Excerto selecionado:
<<<<

Lynn chegou em 2016, arregaçou as mangas e construiu um negócio. O fogo de outubro de 2017 resumiu tudo a cinzas. É a vez dela fazer uma pequena faísca para acender um cigarro e para nos contar que ficou tudo um "quadro" negro. Foi preciso voltar a reerguer o trabalho de quase dois anos. É o que ainda está a fazer.
"Tinha um projeto na cabeça. Novas formas de produção de alimentos. Muito a fazer pelo consumo de alimentos vindos da florestas e Portugal em termos de clima e de espécies é um local bem melhor que a Holanda, o meu país. Em segundo lugar, as pessoas não são muito ricas, há ainda muitos terrenos disponíveis, o que faz com que sejam baratos quando comparados com qualquer outro sítio da Europa", diz.
Semeou em Portela de Cerdeira em Arganil o seu projeto de vida.
Criou as infraestruturas: sistema de rega, plantações e planeou cursos de agricultura moderna e sustentável. Estava tudo pronto, mas desapareceu tudo a 15 de outubro de 2017.

>>>>

(Registos de caixas etiquetadas)
<<<<

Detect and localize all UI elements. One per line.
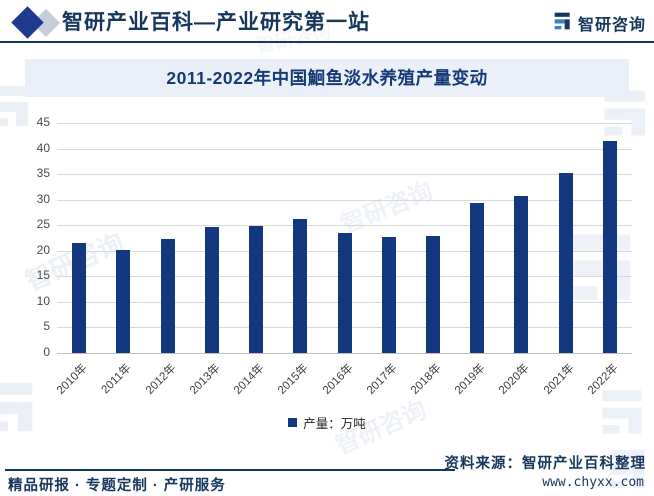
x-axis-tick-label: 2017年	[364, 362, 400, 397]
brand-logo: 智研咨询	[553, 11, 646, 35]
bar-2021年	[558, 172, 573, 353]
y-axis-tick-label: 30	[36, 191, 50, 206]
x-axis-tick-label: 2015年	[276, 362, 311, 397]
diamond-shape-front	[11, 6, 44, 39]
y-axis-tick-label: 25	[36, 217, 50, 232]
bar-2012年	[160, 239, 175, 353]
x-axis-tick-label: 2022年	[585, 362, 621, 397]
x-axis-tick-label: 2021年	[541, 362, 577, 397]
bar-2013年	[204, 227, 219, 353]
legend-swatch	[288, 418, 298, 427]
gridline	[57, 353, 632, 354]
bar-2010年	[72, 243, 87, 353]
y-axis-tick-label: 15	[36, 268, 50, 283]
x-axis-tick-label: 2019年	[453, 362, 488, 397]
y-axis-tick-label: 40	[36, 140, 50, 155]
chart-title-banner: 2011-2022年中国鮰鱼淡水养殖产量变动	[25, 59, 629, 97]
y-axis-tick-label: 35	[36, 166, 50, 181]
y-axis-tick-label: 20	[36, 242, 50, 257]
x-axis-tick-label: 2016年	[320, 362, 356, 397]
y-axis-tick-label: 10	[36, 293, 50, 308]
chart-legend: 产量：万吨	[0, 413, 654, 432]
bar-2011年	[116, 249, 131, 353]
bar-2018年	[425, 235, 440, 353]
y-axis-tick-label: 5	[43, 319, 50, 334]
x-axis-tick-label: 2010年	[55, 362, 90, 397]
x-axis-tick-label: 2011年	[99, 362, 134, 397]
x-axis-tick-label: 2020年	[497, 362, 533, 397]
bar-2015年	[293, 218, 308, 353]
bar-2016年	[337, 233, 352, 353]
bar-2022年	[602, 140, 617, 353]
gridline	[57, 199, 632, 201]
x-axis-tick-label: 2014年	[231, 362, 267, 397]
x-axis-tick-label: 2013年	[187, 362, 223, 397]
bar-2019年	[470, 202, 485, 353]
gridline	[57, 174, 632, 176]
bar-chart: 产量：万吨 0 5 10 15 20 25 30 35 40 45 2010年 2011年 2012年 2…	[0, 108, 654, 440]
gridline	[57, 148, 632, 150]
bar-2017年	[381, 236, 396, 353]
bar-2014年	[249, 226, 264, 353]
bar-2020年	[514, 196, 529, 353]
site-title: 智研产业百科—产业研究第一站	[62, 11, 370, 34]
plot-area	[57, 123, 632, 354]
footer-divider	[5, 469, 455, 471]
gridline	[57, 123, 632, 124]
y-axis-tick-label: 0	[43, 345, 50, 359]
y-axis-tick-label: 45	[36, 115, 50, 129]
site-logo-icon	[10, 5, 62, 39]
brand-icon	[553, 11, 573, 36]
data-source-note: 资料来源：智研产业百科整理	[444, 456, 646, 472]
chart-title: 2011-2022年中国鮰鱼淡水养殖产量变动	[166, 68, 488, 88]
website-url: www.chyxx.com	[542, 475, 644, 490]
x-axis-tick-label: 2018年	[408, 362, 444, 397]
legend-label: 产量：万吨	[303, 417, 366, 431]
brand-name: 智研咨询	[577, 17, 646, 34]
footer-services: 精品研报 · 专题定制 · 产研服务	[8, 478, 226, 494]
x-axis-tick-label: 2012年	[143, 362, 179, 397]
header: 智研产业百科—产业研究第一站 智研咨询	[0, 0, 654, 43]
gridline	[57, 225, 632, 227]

>>>>
<<<<

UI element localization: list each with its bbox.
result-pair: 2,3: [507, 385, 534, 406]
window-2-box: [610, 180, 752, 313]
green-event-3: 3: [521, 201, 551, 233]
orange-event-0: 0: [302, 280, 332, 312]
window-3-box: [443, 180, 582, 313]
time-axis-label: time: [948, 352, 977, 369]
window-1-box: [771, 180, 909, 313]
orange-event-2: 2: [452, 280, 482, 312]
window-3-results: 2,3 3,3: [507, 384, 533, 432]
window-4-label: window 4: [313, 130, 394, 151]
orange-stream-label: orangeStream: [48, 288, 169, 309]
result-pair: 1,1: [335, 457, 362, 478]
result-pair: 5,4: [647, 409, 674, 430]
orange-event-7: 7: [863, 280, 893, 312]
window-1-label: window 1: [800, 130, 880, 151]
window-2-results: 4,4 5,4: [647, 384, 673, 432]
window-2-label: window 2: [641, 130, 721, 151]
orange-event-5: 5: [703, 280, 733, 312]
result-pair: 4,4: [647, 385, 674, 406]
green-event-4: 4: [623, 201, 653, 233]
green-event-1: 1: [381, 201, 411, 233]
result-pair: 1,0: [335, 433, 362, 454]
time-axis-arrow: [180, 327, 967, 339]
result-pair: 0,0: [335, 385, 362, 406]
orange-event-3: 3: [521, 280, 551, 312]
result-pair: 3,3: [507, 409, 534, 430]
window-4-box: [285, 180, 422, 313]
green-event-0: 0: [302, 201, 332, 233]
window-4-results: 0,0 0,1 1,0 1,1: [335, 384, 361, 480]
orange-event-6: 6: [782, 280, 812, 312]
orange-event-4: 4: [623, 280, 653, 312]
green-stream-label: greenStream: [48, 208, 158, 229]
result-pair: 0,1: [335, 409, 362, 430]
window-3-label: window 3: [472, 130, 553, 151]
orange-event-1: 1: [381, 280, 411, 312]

>>>>

Tarefas a realizar:
**1.** Indique todos os nomes de lugares que aparecem no excerto sobre o projeto de Lynn.
**2.** Prossiga o excerto sobre o projeto de Lynn a partir do ponto em que termina.

Conjunto de respostas:
**1.** Portugal, Holanda, Europa, Portela de Cerdeira, Arganil

**2.**
Tiago Cerveira, realizador do "Wildlings" afirma que Lynn é apenas uma das seis histórias que estão ser contadas no projeto, que em português significa "selvagens": aqueles que vieram repovoar o interior abandonado pelos portugueses. Trata-se de um convite para investir no interior do país. Quem lá estava e que viveu os incêndios de outubro, a quem ardeu a vida profissional, não baixou os braços e merece, para o realizador, ser reforçada essa mensagem.
O projeto conta também com a participação do webdesigner Rodrigo Oliveira. Oriundos da região, afirmam que são precisas pessoas, na Serra do Açor e em qualquer interior de Portugal: portugueses ou estrangeiros.
Na paz de Cerdeira os negócios germinam
Voltamos agora ao centro de Cerdeira, ao café da Lena, à árvore que dá sombra à conversa com Lynn, ao barulho dos tratores. "Sinto que todos os sistemas do passado, desde a revolução industrial, não foram desenhados para serem sustentáveis e têm um grande impacto negativo no meio ambiente. Por exemplo, as monoculturas, os pesticidas, não é funcional. Pode dar grandes benefícios a curto prazo, mas a longo prazo destruímos os solos e destruímos o ciclo natural da natureza", sublinha.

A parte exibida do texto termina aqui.